* [SHORT PROBLEM]:
All entries must be repeated exactly; do not include the pictures.

* [RAW RECORDS]:
_ _ _ _

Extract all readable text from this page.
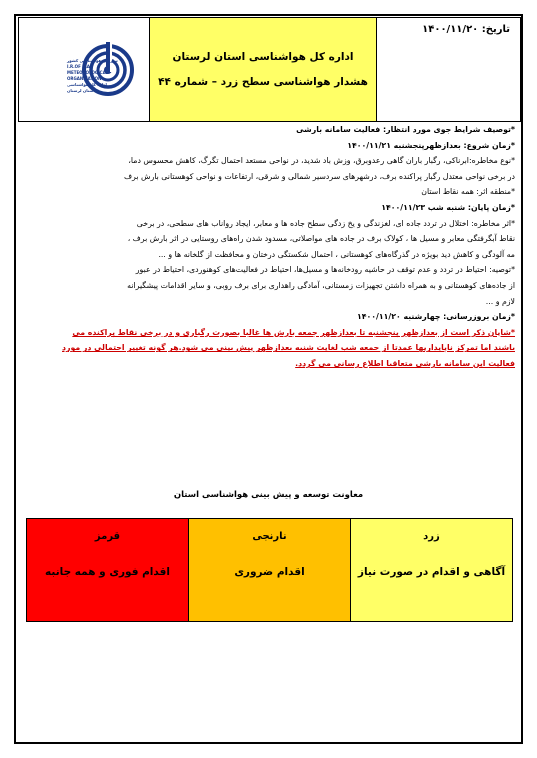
سازمان هواشناسی کشور
I.R.OF IRAN
METEOROLOGICAL
ORGANIZATION
اداره کل هواشناسی
استان لرستان
اداره کل هواشناسی استان لرستان
هشدار هواشناسی سطح زرد – شماره ۴۴
تاریخ: ۱۴۰۰/۱۱/۲۰

*توصیف شرایط جوی مورد انتظار: فعالیت سامانه بارشی

*زمان شروع: بعدازظهرپنجشنبه ۱۴۰۰/۱۱/۲۱

*نوع مخاطره:ابرناکی، رگبار باران گاهی رعدوبرق، وزش باد شدید، در نواحی مستعد احتمال تگرگ، کاهش محسوس دما،

در برخی نواحی معتدل رگبار پراکنده برف، درشهرهای سردسیر شمالی و شرقی، ارتفاعات و نواحی کوهستانی بارش برف

*منطقه اثر: همه نقاط استان

*زمان پایان: شنبه شب ۱۴۰۰/۱۱/۲۳

*اثر مخاطره: اختلال در تردد جاده ای، لغزندگی و یخ زدگی سطح جاده ها و معابر، ایجاد رواناب های سطحی، در برخی

نقاط آبگرفتگی معابر و مسیل ها ، کولاک برف در جاده های مواصلاتی، مسدود شدن راه‌های روستایی در اثر بارش برف ،

مه آلودگی و کاهش دید بویژه در گذرگاه‌های کوهستانی ، احتمال شکستگی درختان و محافظت از گلخانه ها و ...

*توصیه: احتیاط در تردد و عدم توقف در حاشیه رودخانه‌ها و مسیل‌ها، احتیاط در فعالیت‌های کوهنوردی، احتیاط در عبور

از جاده‌های کوهستانی و به همراه داشتن تجهیزات زمستانی، آمادگی راهداری برای برف روبی، و سایر اقدامات پیشگیرانه

لازم و ...

*زمان بروزرسانی: چهارشنبه ۱۴۰۰/۱۱/۲۰

*شایان ذکر است از بعدازظهر پنجشنبه تا بعدازظهر جمعه بارش ها غالبا بصورت رگباری و در برخی نقاط پراکنده می

باشند اما تمرکز ناپایداریها عمدتا از جمعه شب لغایت شنبه بعدازظهر پیش بینی می شود.هر گونه تغییر احتمالی در مورد

فعالیت این سامانه بارشی متعاقبا اطلاع رسانی می گردد.

معاونت توسعه و پیش بینی هواشناسی استان
قرمز
اقدام فوری و همه جانبه
نارنجی
اقدام ضروری
زرد
آگاهی و اقدام در صورت نیاز
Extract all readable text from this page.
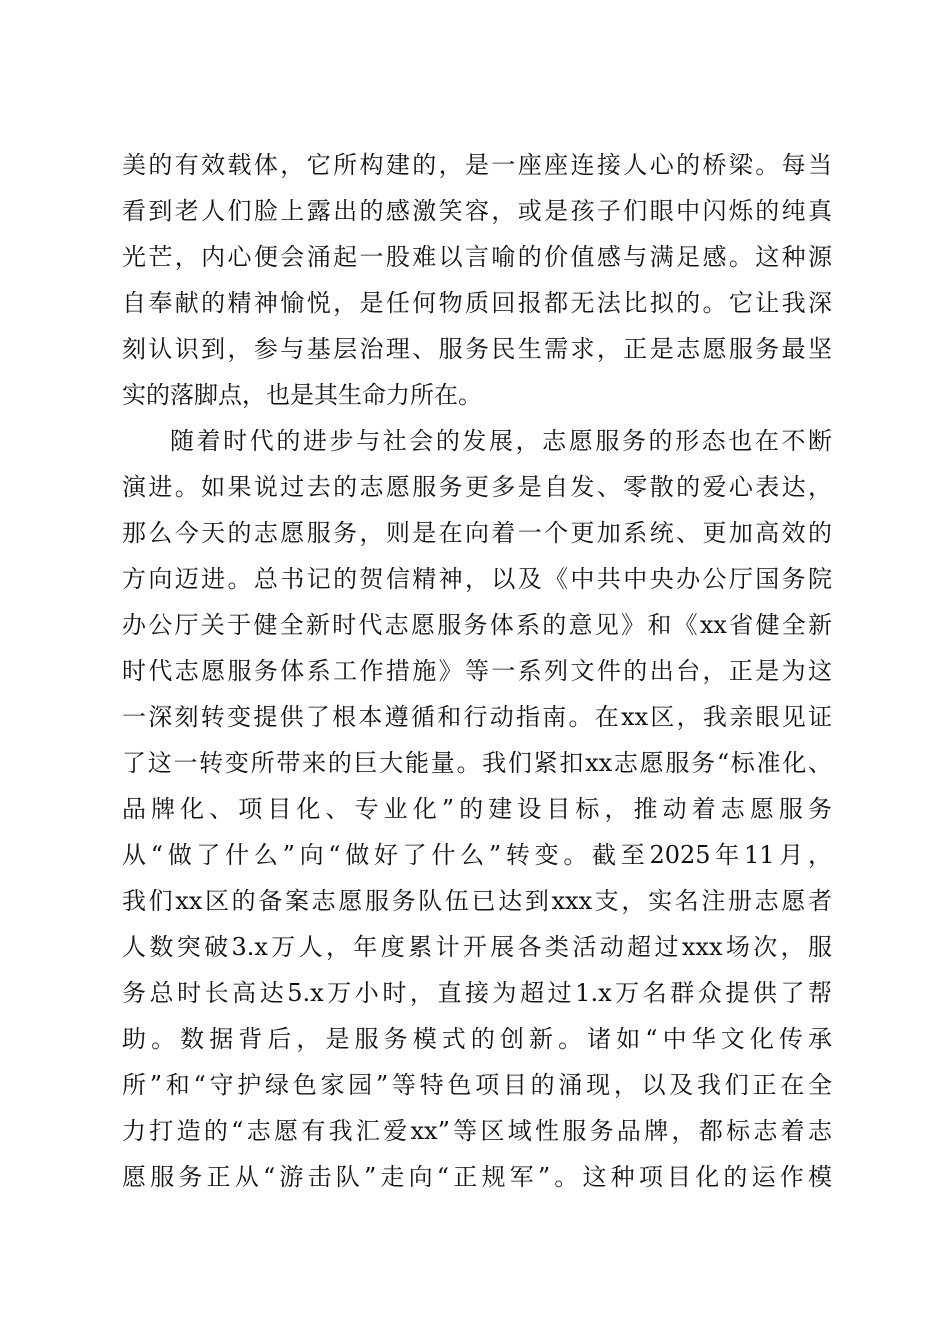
美的有效载体，它所构建的，是一座座连接人心的桥梁。每当
看到老人们脸上露出的感激笑容，或是孩子们眼中闪烁的纯真
光芒，内心便会涌起一股难以言喻的价值感与满足感。这种源
自奉献的精神愉悦，是任何物质回报都无法比拟的。它让我深
刻认识到，参与基层治理、服务民生需求，正是志愿服务最坚
实的落脚点，也是其生命力所在。
随着时代的进步与社会的发展，志愿服务的形态也在不断
演进。如果说过去的志愿服务更多是自发、零散的爱心表达，
那么今天的志愿服务，则是在向着一个更加系统、更加高效的
方向迈进。总书记的贺信精神，以及《中共中央办公厅国务院
办公厅关于健全新时代志愿服务体系的意见》和《xx省健全新
时代志愿服务体系工作措施》等一系列文件的出台，正是为这
一深刻转变提供了根本遵循和行动指南。在xx区，我亲眼见证
了这一转变所带来的巨大能量。我们紧扣xx志愿服务“标准化、
品牌化、项目化、专业化”的建设目标，推动着志愿服务
从“做了什么”向“做好了什么”转变。截至2025年11月，
我们xx区的备案志愿服务队伍已达到xxx支，实名注册志愿者
人数突破3.x万人，年度累计开展各类活动超过xxx场次，服
务总时长高达5.x万小时，直接为超过1.x万名群众提供了帮
助。数据背后，是服务模式的创新。诸如“中华文化传承
所”和“守护绿色家园”等特色项目的涌现，以及我们正在全
力打造的“志愿有我汇爱xx”等区域性服务品牌，都标志着志
愿服务正从“游击队”走向“正规军”。这种项目化的运作模
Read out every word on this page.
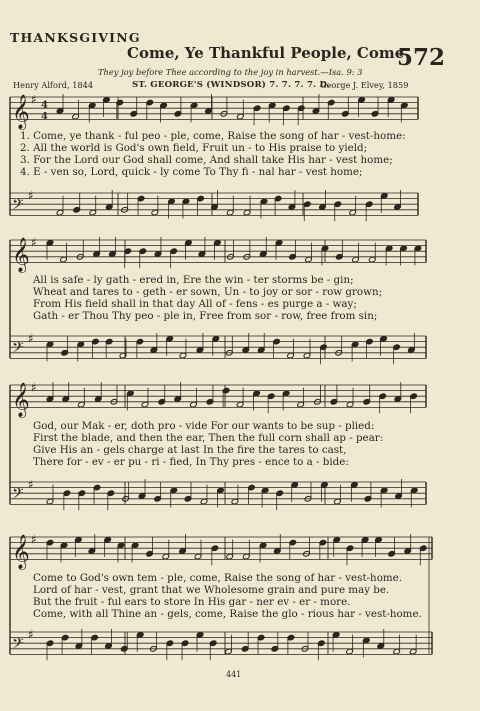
THANKSGIVING
Come, Ye Thankful People, Come
572
They joy before Thee according to the joy in harvest.—Isa. 9: 3
Henry Alford, 1844	ST. GEORGE'S (WINDSOR) 7. 7. 7. 7. D.
George J. Elvey, 1859
𝄞 ♯
𝄢
♯
4
4
𝄞 ♯
𝄢
♯
𝄞 ♯
𝄢
♯
𝄞 ♯
𝄢
♯
1. Come, ye thank - ful peo - ple, come, Raise the song of har - vest-home:
2. All the world is God's own field, Fruit un - to His praise to yield;
3. For the Lord our God shall come, And shall take His har - vest home;
4. E - ven so, Lord, quick - ly come To Thy fi - nal har - vest home;
All is safe - ly gath - ered in, Ere the win - ter storms be - gin;
Wheat and tares to - geth - er sown, Un - to joy or sor - row grown;
From His field shall in that day All of - fens - es purge a - way;
Gath - er Thou Thy peo - ple in, Free from sor - row, free from sin;
God, our Mak - er, doth pro - vide For our wants to be sup - plied:
First the blade, and then the ear, Then the full corn shall ap - pear:
Give His an - gels charge at last In the fire the tares to cast,
There for - ev - er pu - ri - fied, In Thy pres - ence to a - bide:
Come to God's own tem - ple, come, Raise the song of har - vest-home.
Lord of har - vest, grant that we Wholesome grain and pure may be.
But the fruit - ful ears to store In His gar - ner ev - er - more.
Come, with all Thine an - gels, come, Raise the glo - rious har - vest-home.
441
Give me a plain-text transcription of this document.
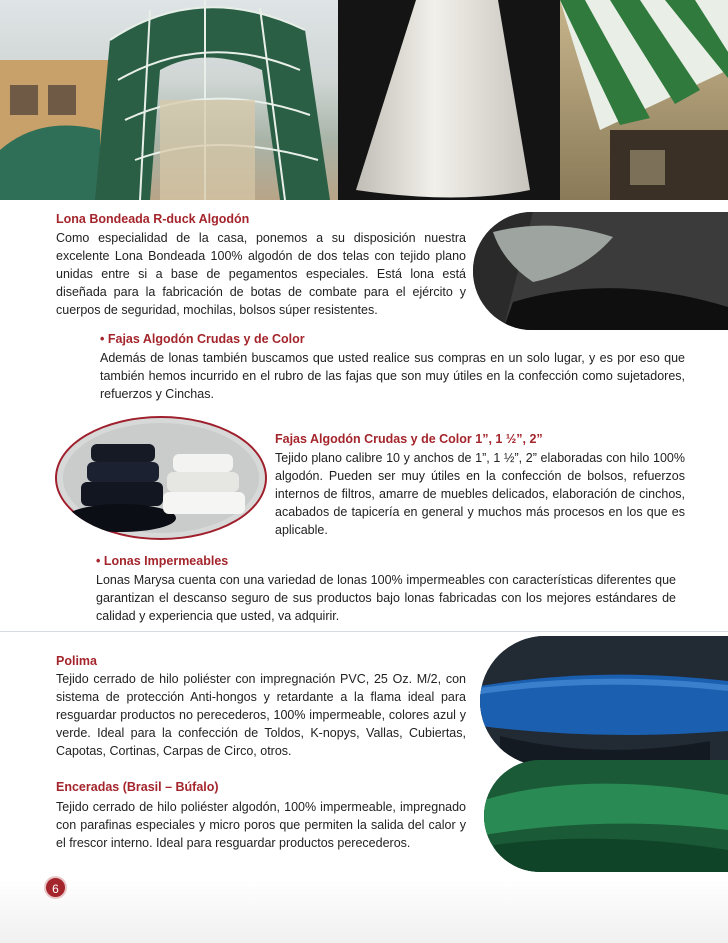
Lona Bondeada R-duck Algodón
Como especialidad de la casa, ponemos a su disposición nuestra excelente Lona Bondeada 100% algodón de dos telas con tejido plano unidas entre si a base de pegamentos especiales. Está lona está diseñada para la fabricación de botas de combate para el ejército y cuerpos de seguridad, mochilas, bolsos súper resistentes.
• Fajas Algodón Crudas y de Color
Además de lonas también buscamos que usted realice sus compras en un solo lugar, y es por eso que también hemos incurrido en el rubro de las fajas que son muy útiles en la confección como sujetadores, refuerzos y Cinchas.
Fajas Algodón Crudas y de Color 1”, 1 ½”, 2”
Tejido plano calibre 10 y anchos de 1”, 1 ½”, 2” elaboradas con hilo 100% algodón. Pueden ser muy útiles en la confección de bolsos, refuerzos internos de filtros, amarre de muebles delicados, elaboración de cinchos, acabados de tapicería en general y muchos más procesos en los que es aplicable.
• Lonas Impermeables
Lonas Marysa cuenta con una variedad de lonas 100% impermeables con características diferentes que garantizan el descanso seguro de sus productos bajo lonas fabricadas con los mejores estándares de calidad y experiencia que usted, va adquirir.
Polima
Tejido cerrado de hilo poliéster con impregnación PVC, 25 Oz. M/2, con sistema de protección Anti-hongos y retardante a la flama ideal para resguardar productos no perecederos, 100% impermeable, colores azul y verde. Ideal para la confección de Toldos, K-nopys, Vallas, Cubiertas, Capotas, Cortinas, Carpas de Circo, otros.
Enceradas (Brasil – Búfalo)
Tejido cerrado de hilo poliéster algodón, 100% impermeable, impregnado con parafinas especiales y micro poros que permiten la salida del calor y el frescor interno. Ideal para resguardar productos perecederos.
6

_ _ _ _

* [THE COMPLETED TASK]:
Extract all readable text from this page.
سازمان هواشناسی کشور
I.R.OF IRAN
METEOROLOGICAL
ORGANIZATION
اداره کل هواشناسی
استان لرستان
اداره کل هواشناسی استان لرستان
هشدار هواشناسی سطح زرد – شماره ۴۴
تاریخ: ۱۴۰۰/۱۱/۲۰

*توصیف شرایط جوی مورد انتظار: فعالیت سامانه بارشی

*زمان شروع: بعدازظهرپنجشنبه ۱۴۰۰/۱۱/۲۱

*نوع مخاطره:ابرناکی، رگبار باران گاهی رعدوبرق، وزش باد شدید، در نواحی مستعد احتمال تگرگ، کاهش محسوس دما،

در برخی نواحی معتدل رگبار پراکنده برف، درشهرهای سردسیر شمالی و شرقی، ارتفاعات و نواحی کوهستانی بارش برف

*منطقه اثر: همه نقاط استان

*زمان پایان: شنبه شب ۱۴۰۰/۱۱/۲۳

*اثر مخاطره: اختلال در تردد جاده ای، لغزندگی و یخ زدگی سطح جاده ها و معابر، ایجاد رواناب های سطحی، در برخی

نقاط آبگرفتگی معابر و مسیل ها ، کولاک برف در جاده های مواصلاتی، مسدود شدن راه‌های روستایی در اثر بارش برف ،

مه آلودگی و کاهش دید بویژه در گذرگاه‌های کوهستانی ، احتمال شکستگی درختان و محافظت از گلخانه ها و ...

*توصیه: احتیاط در تردد و عدم توقف در حاشیه رودخانه‌ها و مسیل‌ها، احتیاط در فعالیت‌های کوهنوردی، احتیاط در عبور

از جاده‌های کوهستانی و به همراه داشتن تجهیزات زمستانی، آمادگی راهداری برای برف روبی، و سایر اقدامات پیشگیرانه

لازم و ...

*زمان بروزرسانی: چهارشنبه ۱۴۰۰/۱۱/۲۰

*شایان ذکر است از بعدازظهر پنجشنبه تا بعدازظهر جمعه بارش ها غالبا بصورت رگباری و در برخی نقاط پراکنده می

باشند اما تمرکز ناپایداریها عمدتا از جمعه شب لغایت شنبه بعدازظهر پیش بینی می شود.هر گونه تغییر احتمالی در مورد

فعالیت این سامانه بارشی متعاقبا اطلاع رسانی می گردد.

معاونت توسعه و پیش بینی هواشناسی استان
قرمز
اقدام فوری و همه جانبه
نارنجی
اقدام ضروری
زرد
آگاهی و اقدام در صورت نیاز
Extract all readable text from this page.
美的有效载体，它所构建的，是一座座连接人心的桥梁。每当
看到老人们脸上露出的感激笑容，或是孩子们眼中闪烁的纯真
光芒，内心便会涌起一股难以言喻的价值感与满足感。这种源
自奉献的精神愉悦，是任何物质回报都无法比拟的。它让我深
刻认识到，参与基层治理、服务民生需求，正是志愿服务最坚
实的落脚点，也是其生命力所在。
随着时代的进步与社会的发展，志愿服务的形态也在不断
演进。如果说过去的志愿服务更多是自发、零散的爱心表达，
那么今天的志愿服务，则是在向着一个更加系统、更加高效的
方向迈进。总书记的贺信精神，以及《中共中央办公厅国务院
办公厅关于健全新时代志愿服务体系的意见》和《xx省健全新
时代志愿服务体系工作措施》等一系列文件的出台，正是为这
一深刻转变提供了根本遵循和行动指南。在xx区，我亲眼见证
了这一转变所带来的巨大能量。我们紧扣xx志愿服务“标准化、
品牌化、项目化、专业化”的建设目标，推动着志愿服务
从“做了什么”向“做好了什么”转变。截至2025年11月，
我们xx区的备案志愿服务队伍已达到xxx支，实名注册志愿者
人数突破3.x万人，年度累计开展各类活动超过xxx场次，服
务总时长高达5.x万小时，直接为超过1.x万名群众提供了帮
助。数据背后，是服务模式的创新。诸如“中华文化传承
所”和“守护绿色家园”等特色项目的涌现，以及我们正在全
力打造的“志愿有我汇爱xx”等区域性服务品牌，都标志着志
愿服务正从“游击队”走向“正规军”。这种项目化的运作模
Read out every word on this page.
THANKSGIVING
Come, Ye Thankful People, Come
572
They joy before Thee according to the joy in harvest.—Isa. 9: 3
Henry Alford, 1844	ST. GEORGE'S (WINDSOR) 7. 7. 7. 7. D.
George J. Elvey, 1859
𝄞 ♯
𝄢
♯
4
4
𝄞 ♯
𝄢
♯
𝄞 ♯
𝄢
♯
𝄞 ♯
𝄢
♯
1. Come, ye thank - ful peo - ple, come, Raise the song of har - vest-home:
2. All the world is God's own field, Fruit un - to His praise to yield;
3. For the Lord our God shall come, And shall take His har - vest home;
4. E - ven so, Lord, quick - ly come To Thy fi - nal har - vest home;
All is safe - ly gath - ered in, Ere the win - ter storms be - gin;
Wheat and tares to - geth - er sown, Un - to joy or sor - row grown;
From His field shall in that day All of - fens - es purge a - way;
Gath - er Thou Thy peo - ple in, Free from sor - row, free from sin;
God, our Mak - er, doth pro - vide For our wants to be sup - plied:
First the blade, and then the ear, Then the full corn shall ap - pear:
Give His an - gels charge at last In the fire the tares to cast,
There for - ev - er pu - ri - fied, In Thy pres - ence to a - bide:
Come to God's own tem - ple, come, Raise the song of har - vest-home.
Lord of har - vest, grant that we Wholesome grain and pure may be.
But the fruit - ful ears to store In His gar - ner ev - er - more.
Come, with all Thine an - gels, come, Raise the glo - rious har - vest-home.
441
Give me a plain-text transcription of this document.
Lona Bondeada R-duck Algodón
Como especialidad de la casa, ponemos a su disposición nuestra excelente Lona Bondeada 100% algodón de dos telas con tejido plano unidas entre si a base de pegamentos especiales. Está lona está diseñada para la fabricación de botas de combate para el ejército y cuerpos de seguridad, mochilas, bolsos súper resistentes.
• Fajas Algodón Crudas y de Color
Además de lonas también buscamos que usted realice sus compras en un solo lugar, y es por eso que también hemos incurrido en el rubro de las fajas que son muy útiles en la confección como sujetadores, refuerzos y Cinchas.
Fajas Algodón Crudas y de Color 1”, 1 ½”, 2”
Tejido plano calibre 10 y anchos de 1”, 1 ½”, 2” elaboradas con hilo 100% algodón. Pueden ser muy útiles en la confección de bolsos, refuerzos internos de filtros, amarre de muebles delicados, elaboración de cinchos, acabados de tapicería en general y muchos más procesos en los que es aplicable.
• Lonas Impermeables
Lonas Marysa cuenta con una variedad de lonas 100% impermeables con características diferentes que garantizan el descanso seguro de sus productos bajo lonas fabricadas con los mejores estándares de calidad y experiencia que usted, va adquirir.
Polima
Tejido cerrado de hilo poliéster con impregnación PVC, 25 Oz. M/2, con sistema de protección Anti-hongos y retardante a la flama ideal para resguardar productos no perecederos, 100% impermeable, colores azul y verde. Ideal para la confección de Toldos, K-nopys, Vallas, Cubiertas, Capotas, Cortinas, Carpas de Circo, otros.
Enceradas (Brasil – Búfalo)
Tejido cerrado de hilo poliéster algodón, 100% impermeable, impregnado con parafinas especiales y micro poros que permiten la salida del calor y el frescor interno. Ideal para resguardar productos perecederos.
6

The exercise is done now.